**WHAT IS ASKED**: Can the data below be set down again exactly, line for line?

**GIVEN DATA**:
____________

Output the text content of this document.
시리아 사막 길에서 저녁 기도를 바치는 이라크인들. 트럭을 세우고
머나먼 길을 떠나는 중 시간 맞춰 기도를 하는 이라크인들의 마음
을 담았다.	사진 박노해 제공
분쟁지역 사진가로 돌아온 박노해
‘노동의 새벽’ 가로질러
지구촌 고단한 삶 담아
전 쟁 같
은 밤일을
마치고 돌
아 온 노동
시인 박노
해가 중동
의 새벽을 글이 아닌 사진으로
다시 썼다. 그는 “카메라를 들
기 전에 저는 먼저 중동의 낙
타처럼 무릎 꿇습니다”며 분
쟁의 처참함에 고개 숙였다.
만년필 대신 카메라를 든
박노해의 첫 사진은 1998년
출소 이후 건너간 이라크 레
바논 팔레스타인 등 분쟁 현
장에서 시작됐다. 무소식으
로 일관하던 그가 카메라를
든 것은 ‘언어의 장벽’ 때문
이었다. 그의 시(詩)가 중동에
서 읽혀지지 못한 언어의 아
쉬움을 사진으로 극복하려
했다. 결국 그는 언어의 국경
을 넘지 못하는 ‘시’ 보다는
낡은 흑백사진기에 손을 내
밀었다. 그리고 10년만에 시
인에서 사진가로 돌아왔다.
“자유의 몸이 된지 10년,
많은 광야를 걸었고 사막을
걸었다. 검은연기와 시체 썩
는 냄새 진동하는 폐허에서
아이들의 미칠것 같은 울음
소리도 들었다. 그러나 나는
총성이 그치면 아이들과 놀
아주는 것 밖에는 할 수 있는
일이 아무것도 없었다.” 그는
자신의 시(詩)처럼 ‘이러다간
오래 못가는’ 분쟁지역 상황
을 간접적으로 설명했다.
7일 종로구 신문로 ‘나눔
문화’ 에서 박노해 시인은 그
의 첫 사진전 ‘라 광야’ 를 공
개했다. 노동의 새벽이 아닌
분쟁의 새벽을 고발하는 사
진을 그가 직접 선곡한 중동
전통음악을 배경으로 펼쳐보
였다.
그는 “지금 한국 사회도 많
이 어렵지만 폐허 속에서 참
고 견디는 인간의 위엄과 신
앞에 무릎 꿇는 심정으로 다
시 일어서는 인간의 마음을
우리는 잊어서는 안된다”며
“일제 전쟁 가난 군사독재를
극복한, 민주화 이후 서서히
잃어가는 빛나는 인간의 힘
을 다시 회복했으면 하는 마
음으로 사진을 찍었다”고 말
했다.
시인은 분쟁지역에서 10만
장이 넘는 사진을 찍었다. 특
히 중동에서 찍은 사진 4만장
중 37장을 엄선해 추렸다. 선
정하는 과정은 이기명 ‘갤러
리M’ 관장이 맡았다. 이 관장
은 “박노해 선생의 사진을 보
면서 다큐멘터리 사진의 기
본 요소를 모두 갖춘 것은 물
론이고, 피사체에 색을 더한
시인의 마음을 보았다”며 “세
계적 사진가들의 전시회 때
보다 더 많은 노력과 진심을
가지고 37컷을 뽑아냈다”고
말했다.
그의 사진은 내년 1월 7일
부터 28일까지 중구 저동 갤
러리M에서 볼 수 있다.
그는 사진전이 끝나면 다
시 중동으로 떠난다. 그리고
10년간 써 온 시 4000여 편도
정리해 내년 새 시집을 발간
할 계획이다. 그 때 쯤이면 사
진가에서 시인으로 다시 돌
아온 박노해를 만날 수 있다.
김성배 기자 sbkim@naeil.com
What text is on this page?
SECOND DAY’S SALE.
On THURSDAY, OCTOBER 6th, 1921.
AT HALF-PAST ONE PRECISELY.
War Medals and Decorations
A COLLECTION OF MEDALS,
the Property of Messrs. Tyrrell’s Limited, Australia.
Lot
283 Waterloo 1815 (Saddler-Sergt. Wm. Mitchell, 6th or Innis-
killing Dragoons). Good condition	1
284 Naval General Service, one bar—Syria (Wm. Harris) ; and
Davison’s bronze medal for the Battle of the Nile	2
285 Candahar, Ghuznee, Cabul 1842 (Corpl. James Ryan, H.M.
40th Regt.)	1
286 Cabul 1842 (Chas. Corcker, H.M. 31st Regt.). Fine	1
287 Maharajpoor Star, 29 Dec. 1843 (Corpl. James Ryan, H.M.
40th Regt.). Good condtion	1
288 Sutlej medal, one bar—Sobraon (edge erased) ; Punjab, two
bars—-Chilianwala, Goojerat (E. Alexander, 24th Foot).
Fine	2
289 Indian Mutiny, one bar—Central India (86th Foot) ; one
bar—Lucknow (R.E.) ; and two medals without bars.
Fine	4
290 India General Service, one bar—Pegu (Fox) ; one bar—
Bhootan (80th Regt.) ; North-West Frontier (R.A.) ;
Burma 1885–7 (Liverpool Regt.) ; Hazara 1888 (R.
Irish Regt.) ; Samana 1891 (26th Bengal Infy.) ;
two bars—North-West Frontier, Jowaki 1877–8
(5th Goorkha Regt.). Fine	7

____________

**CORRECT RESPONSE**:
Output the text content of this document.
시리아 사막 길에서 저녁 기도를 바치는 이라크인들. 트럭을 세우고
머나먼 길을 떠나는 중 시간 맞춰 기도를 하는 이라크인들의 마음
을 담았다.	사진 박노해 제공
분쟁지역 사진가로 돌아온 박노해
‘노동의 새벽’ 가로질러
지구촌 고단한 삶 담아
전 쟁 같
은 밤일을
마치고 돌
아 온 노동
시인 박노
해가 중동
의 새벽을 글이 아닌 사진으로
다시 썼다. 그는 “카메라를 들
기 전에 저는 먼저 중동의 낙
타처럼 무릎 꿇습니다”며 분
쟁의 처참함에 고개 숙였다.
만년필 대신 카메라를 든
박노해의 첫 사진은 1998년
출소 이후 건너간 이라크 레
바논 팔레스타인 등 분쟁 현
장에서 시작됐다. 무소식으
로 일관하던 그가 카메라를
든 것은 ‘언어의 장벽’ 때문
이었다. 그의 시(詩)가 중동에
서 읽혀지지 못한 언어의 아
쉬움을 사진으로 극복하려
했다. 결국 그는 언어의 국경
을 넘지 못하는 ‘시’ 보다는
낡은 흑백사진기에 손을 내
밀었다. 그리고 10년만에 시
인에서 사진가로 돌아왔다.
“자유의 몸이 된지 10년,
많은 광야를 걸었고 사막을
걸었다. 검은연기와 시체 썩
는 냄새 진동하는 폐허에서
아이들의 미칠것 같은 울음
소리도 들었다. 그러나 나는
총성이 그치면 아이들과 놀
아주는 것 밖에는 할 수 있는
일이 아무것도 없었다.” 그는
자신의 시(詩)처럼 ‘이러다간
오래 못가는’ 분쟁지역 상황
을 간접적으로 설명했다.
7일 종로구 신문로 ‘나눔
문화’ 에서 박노해 시인은 그
의 첫 사진전 ‘라 광야’ 를 공
개했다. 노동의 새벽이 아닌
분쟁의 새벽을 고발하는 사
진을 그가 직접 선곡한 중동
전통음악을 배경으로 펼쳐보
였다.
그는 “지금 한국 사회도 많
이 어렵지만 폐허 속에서 참
고 견디는 인간의 위엄과 신
앞에 무릎 꿇는 심정으로 다
시 일어서는 인간의 마음을
우리는 잊어서는 안된다”며
“일제 전쟁 가난 군사독재를
극복한, 민주화 이후 서서히
잃어가는 빛나는 인간의 힘
을 다시 회복했으면 하는 마
음으로 사진을 찍었다”고 말
했다.
시인은 분쟁지역에서 10만
장이 넘는 사진을 찍었다. 특
히 중동에서 찍은 사진 4만장
중 37장을 엄선해 추렸다. 선
정하는 과정은 이기명 ‘갤러
리M’ 관장이 맡았다. 이 관장
은 “박노해 선생의 사진을 보
면서 다큐멘터리 사진의 기
본 요소를 모두 갖춘 것은 물
론이고, 피사체에 색을 더한
시인의 마음을 보았다”며 “세
계적 사진가들의 전시회 때
보다 더 많은 노력과 진심을
가지고 37컷을 뽑아냈다”고
말했다.
그의 사진은 내년 1월 7일
부터 28일까지 중구 저동 갤
러리M에서 볼 수 있다.
그는 사진전이 끝나면 다
시 중동으로 떠난다. 그리고
10년간 써 온 시 4000여 편도
정리해 내년 새 시집을 발간
할 계획이다. 그 때 쯤이면 사
진가에서 시인으로 다시 돌
아온 박노해를 만날 수 있다.
김성배 기자 sbkim@naeil.com
What text is on this page?
SECOND DAY’S SALE.
On THURSDAY, OCTOBER 6th, 1921.
AT HALF-PAST ONE PRECISELY.
War Medals and Decorations
A COLLECTION OF MEDALS,
the Property of Messrs. Tyrrell’s Limited, Australia.
Lot
283 Waterloo 1815 (Saddler-Sergt. Wm. Mitchell, 6th or Innis-
killing Dragoons). Good condition	1
284 Naval General Service, one bar—Syria (Wm. Harris) ; and
Davison’s bronze medal for the Battle of the Nile	2
285 Candahar, Ghuznee, Cabul 1842 (Corpl. James Ryan, H.M.
40th Regt.)	1
286 Cabul 1842 (Chas. Corcker, H.M. 31st Regt.). Fine	1
287 Maharajpoor Star, 29 Dec. 1843 (Corpl. James Ryan, H.M.
40th Regt.). Good condtion	1
288 Sutlej medal, one bar—Sobraon (edge erased) ; Punjab, two
bars—-Chilianwala, Goojerat (E. Alexander, 24th Foot).
Fine	2
289 Indian Mutiny, one bar—Central India (86th Foot) ; one
bar—Lucknow (R.E.) ; and two medals without bars.
Fine	4
290 India General Service, one bar—Pegu (Fox) ; one bar—
Bhootan (80th Regt.) ; North-West Frontier (R.A.) ;
Burma 1885–7 (Liverpool Regt.) ; Hazara 1888 (R.
Irish Regt.) ; Samana 1891 (26th Bengal Infy.) ;
two bars—North-West Frontier, Jowaki 1877–8
(5th Goorkha Regt.). Fine	7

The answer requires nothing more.